EXERCISE. Gather each line of the records where "JSON" appears.

Data items.
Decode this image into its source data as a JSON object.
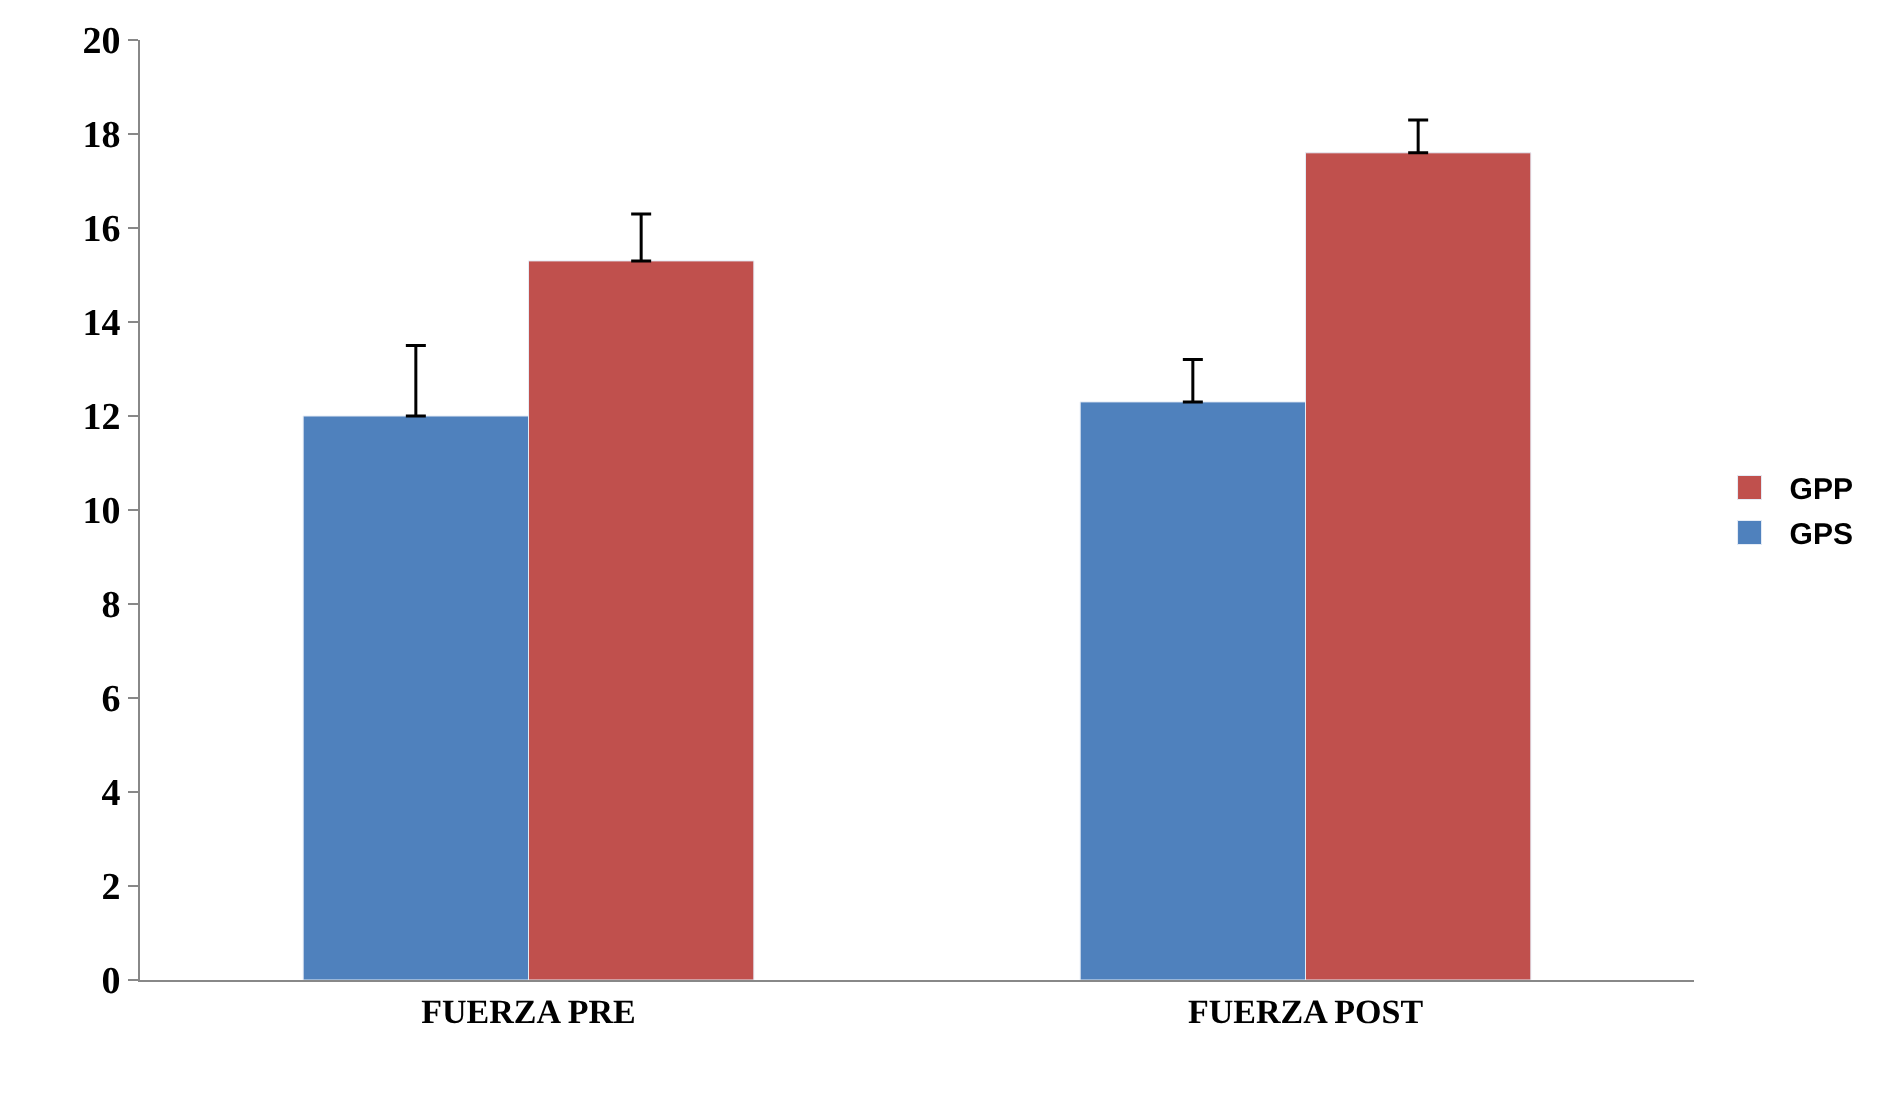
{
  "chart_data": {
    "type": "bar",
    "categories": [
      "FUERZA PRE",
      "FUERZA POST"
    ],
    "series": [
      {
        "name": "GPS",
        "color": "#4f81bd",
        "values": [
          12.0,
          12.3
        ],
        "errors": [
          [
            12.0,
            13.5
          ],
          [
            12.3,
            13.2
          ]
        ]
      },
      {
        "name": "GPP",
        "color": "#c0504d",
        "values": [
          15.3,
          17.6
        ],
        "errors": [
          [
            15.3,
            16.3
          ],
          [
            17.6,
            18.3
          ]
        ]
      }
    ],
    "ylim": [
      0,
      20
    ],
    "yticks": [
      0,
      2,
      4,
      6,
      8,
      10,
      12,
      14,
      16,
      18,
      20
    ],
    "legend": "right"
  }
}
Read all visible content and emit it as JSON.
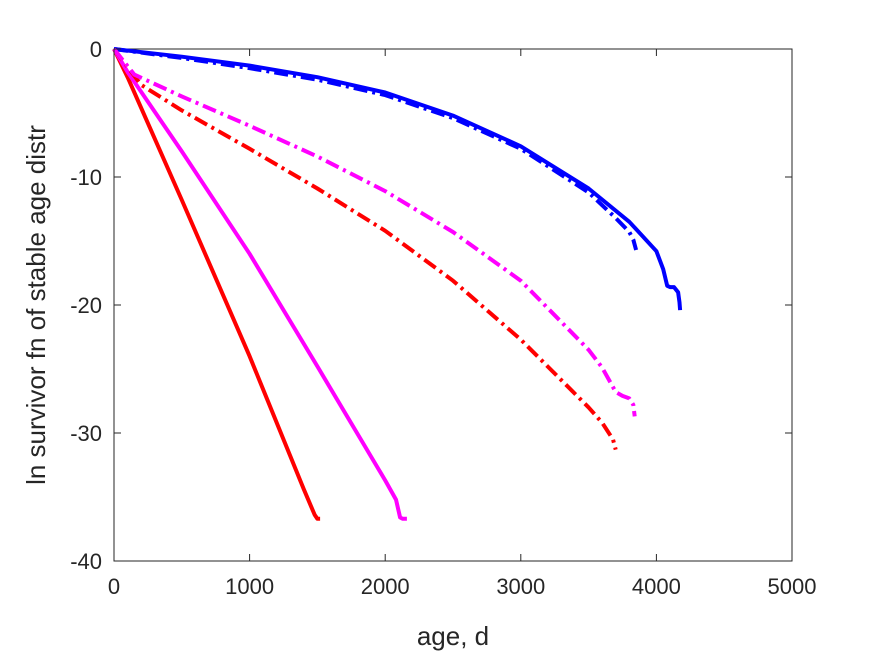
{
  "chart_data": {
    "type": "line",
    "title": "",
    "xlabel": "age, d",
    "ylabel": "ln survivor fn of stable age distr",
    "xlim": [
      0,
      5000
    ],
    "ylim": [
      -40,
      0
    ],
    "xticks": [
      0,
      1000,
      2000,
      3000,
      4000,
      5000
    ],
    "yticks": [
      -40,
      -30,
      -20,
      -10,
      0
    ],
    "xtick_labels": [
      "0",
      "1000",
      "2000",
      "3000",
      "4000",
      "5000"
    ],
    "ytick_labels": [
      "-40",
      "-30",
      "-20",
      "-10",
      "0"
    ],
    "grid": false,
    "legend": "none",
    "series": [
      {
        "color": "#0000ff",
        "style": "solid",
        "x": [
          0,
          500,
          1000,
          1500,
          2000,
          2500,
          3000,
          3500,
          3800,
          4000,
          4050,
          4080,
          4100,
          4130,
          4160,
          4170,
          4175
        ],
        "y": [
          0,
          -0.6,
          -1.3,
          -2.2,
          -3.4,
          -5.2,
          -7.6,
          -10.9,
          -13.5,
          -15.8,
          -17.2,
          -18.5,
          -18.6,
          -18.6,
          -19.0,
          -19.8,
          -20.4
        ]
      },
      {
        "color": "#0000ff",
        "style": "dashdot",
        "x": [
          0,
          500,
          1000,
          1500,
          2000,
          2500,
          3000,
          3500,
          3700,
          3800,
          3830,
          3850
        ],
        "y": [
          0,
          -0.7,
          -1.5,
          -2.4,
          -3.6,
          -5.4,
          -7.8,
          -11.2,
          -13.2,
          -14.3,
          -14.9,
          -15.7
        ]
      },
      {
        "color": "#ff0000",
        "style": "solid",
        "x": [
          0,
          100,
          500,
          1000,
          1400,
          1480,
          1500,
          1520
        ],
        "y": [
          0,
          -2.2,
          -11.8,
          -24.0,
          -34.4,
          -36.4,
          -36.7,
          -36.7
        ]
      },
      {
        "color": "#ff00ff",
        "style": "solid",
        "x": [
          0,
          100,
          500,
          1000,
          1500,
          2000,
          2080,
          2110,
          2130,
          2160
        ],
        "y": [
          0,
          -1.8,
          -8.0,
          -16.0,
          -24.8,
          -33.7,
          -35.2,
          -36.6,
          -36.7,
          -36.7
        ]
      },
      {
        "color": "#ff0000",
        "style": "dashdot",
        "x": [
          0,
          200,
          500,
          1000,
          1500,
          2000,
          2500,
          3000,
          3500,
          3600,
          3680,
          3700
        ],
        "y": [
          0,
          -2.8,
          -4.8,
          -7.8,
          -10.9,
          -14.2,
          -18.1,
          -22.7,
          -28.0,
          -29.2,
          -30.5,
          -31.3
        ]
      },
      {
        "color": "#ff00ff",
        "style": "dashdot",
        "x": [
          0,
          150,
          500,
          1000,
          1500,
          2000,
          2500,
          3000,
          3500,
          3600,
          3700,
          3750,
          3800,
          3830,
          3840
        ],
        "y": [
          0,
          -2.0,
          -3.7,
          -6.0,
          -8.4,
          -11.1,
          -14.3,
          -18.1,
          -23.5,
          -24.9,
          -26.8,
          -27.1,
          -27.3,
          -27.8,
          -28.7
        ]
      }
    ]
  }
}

RESULT.
Decode this image into its source data as a JSON object.
Read all visible content and emit it as JSON.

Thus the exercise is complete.